Die US-Raffinerien profitieren davon, da sie Kraftstoffprodukte nach Europa schicken können, um das Angebot aus dem Nahen Osten zu ersetzen, so Mukesh Sahdev, Leiter des Ölhandels bei der Beratungsfirma Rystad Energy, so wie es die USA mit Erdgas getan haben, um die russischen Lieferungen nach Moskaus Einmarsch in der Ukraine zu ersetzen.

"Die jüngsten Angriffe am Roten Meer stellen sowohl eine Bedrohung für die EU-Importe von Raffinerieprodukten als auch eine Gelegenheit für das US-Raffineriesystem dar, die Lücke wieder zu schließen", sagte er.

OST-WEST-SPALTUNG

Für europäische Raffinerien, die irakisches Basrah-Öl kaufen, dämpfen die steigenden Importkosten die Nachfrage im ersten Quartal, so Händler.

[EXTRAHIERTE ANGABEN]
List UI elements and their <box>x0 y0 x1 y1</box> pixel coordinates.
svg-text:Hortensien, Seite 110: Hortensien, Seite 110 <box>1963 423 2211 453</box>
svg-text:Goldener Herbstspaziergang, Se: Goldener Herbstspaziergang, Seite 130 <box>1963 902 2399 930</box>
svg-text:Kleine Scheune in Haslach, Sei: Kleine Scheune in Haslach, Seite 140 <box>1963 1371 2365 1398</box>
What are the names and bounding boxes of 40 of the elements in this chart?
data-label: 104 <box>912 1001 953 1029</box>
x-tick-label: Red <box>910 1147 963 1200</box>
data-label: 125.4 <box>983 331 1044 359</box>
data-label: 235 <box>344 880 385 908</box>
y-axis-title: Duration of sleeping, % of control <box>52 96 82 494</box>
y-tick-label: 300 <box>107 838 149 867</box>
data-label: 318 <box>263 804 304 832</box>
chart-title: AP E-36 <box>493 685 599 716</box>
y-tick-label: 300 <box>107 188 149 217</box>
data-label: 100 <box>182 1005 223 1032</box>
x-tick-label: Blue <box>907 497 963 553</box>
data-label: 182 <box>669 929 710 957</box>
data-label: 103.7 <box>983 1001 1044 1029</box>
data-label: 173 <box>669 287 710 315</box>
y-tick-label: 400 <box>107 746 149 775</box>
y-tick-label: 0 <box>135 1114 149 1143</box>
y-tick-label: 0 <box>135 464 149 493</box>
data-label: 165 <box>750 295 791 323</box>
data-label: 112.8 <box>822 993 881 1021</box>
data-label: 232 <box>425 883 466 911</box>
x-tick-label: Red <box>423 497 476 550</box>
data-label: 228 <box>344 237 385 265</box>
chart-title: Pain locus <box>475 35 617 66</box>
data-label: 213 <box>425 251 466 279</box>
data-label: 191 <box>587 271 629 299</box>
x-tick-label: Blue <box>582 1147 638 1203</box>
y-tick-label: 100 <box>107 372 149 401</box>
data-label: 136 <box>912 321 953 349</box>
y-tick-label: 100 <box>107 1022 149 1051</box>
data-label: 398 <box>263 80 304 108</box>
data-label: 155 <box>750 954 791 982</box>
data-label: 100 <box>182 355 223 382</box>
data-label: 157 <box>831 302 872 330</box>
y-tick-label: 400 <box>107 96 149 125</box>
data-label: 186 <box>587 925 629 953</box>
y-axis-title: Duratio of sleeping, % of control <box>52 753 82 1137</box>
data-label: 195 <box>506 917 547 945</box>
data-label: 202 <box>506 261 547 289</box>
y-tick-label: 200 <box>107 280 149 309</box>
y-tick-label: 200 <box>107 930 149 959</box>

[AUFGABE] Ersetzen Sie im Textauszug über die Raffineriemärkte „Händler“ durch „Marktbeobachter“, und geben Sie dabei alles von „OST-WEST-SPALTUNG“ bis hinunter zu „Quartal, so Händler.“ wieder. Die Auflistung stammt aus einer anderen Quelle als der Textauszug.

[ERLEDIGTE AUFGABE]
OST-WEST-SPALTUNG

Für europäische Raffinerien, die irakisches Basrah-Öl kaufen, dämpfen die steigenden Importkosten die Nachfrage im ersten Quartal, so Marktbeobachter.